*What is being asked*. Transcribe the entries that follow, word for word.

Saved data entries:
________________
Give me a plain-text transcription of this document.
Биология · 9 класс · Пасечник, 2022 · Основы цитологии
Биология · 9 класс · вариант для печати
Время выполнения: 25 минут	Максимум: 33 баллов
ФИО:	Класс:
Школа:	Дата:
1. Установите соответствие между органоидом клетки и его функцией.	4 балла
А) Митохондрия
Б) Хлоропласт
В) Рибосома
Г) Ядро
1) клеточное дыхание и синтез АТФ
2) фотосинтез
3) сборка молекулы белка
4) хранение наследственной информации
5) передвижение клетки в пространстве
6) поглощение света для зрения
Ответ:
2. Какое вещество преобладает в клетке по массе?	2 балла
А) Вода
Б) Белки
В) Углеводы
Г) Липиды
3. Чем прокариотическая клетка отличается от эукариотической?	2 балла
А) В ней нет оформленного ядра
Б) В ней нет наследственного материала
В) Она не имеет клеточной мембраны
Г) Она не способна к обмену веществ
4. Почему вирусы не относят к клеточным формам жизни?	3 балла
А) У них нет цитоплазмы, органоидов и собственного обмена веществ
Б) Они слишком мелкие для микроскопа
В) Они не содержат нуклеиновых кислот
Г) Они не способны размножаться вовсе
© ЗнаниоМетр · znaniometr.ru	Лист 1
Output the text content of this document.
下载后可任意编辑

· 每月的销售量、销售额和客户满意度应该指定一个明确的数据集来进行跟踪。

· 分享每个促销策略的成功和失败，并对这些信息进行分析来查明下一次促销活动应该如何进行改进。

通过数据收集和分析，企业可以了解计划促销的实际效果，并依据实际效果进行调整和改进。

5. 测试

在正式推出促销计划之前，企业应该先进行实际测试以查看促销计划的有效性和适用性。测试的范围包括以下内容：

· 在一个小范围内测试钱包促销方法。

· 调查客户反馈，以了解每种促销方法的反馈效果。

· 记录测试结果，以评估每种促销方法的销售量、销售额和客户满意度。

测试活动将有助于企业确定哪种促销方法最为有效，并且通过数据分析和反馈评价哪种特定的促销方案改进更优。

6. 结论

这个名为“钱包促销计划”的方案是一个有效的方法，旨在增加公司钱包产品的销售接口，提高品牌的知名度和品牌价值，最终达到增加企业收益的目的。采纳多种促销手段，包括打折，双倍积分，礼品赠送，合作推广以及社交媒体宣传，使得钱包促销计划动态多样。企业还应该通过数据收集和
________________
*In response*.
Give me a plain-text transcription of this document.
Биология · 9 класс · Пасечник, 2022 · Основы цитологии
Биология · 9 класс · вариант для печати
Время выполнения: 25 минут	Максимум: 33 баллов
ФИО:	Класс:
Школа:	Дата:
1. Установите соответствие между органоидом клетки и его функцией.	4 балла
А) Митохондрия
Б) Хлоропласт
В) Рибосома
Г) Ядро
1) клеточное дыхание и синтез АТФ
2) фотосинтез
3) сборка молекулы белка
4) хранение наследственной информации
5) передвижение клетки в пространстве
6) поглощение света для зрения
Ответ:
2. Какое вещество преобладает в клетке по массе?	2 балла
А) Вода
Б) Белки
В) Углеводы
Г) Липиды
3. Чем прокариотическая клетка отличается от эукариотической?	2 балла
А) В ней нет оформленного ядра
Б) В ней нет наследственного материала
В) Она не имеет клеточной мембраны
Г) Она не способна к обмену веществ
4. Почему вирусы не относят к клеточным формам жизни?	3 балла
А) У них нет цитоплазмы, органоидов и собственного обмена веществ
Б) Они слишком мелкие для микроскопа
В) Они не содержат нуклеиновых кислот
Г) Они не способны размножаться вовсе
© ЗнаниоМетр · znaniometr.ru	Лист 1
Output the text content of this document.
下载后可任意编辑

· 每月的销售量、销售额和客户满意度应该指定一个明确的数据集来进行跟踪。

· 分享每个促销策略的成功和失败，并对这些信息进行分析来查明下一次促销活动应该如何进行改进。

通过数据收集和分析，企业可以了解计划促销的实际效果，并依据实际效果进行调整和改进。

5. 测试

在正式推出促销计划之前，企业应该先进行实际测试以查看促销计划的有效性和适用性。测试的范围包括以下内容：

· 在一个小范围内测试钱包促销方法。

· 调查客户反馈，以了解每种促销方法的反馈效果。

· 记录测试结果，以评估每种促销方法的销售量、销售额和客户满意度。

测试活动将有助于企业确定哪种促销方法最为有效，并且通过数据分析和反馈评价哪种特定的促销方案改进更优。

6. 结论

这个名为“钱包促销计划”的方案是一个有效的方法，旨在增加公司钱包产品的销售接口，提高品牌的知名度和品牌价值，最终达到增加企业收益的目的。采纳多种促销手段，包括打折，双倍积分，礼品赠送，合作推广以及社交媒体宣传，使得钱包促销计划动态多样。企业还应该通过数据收集和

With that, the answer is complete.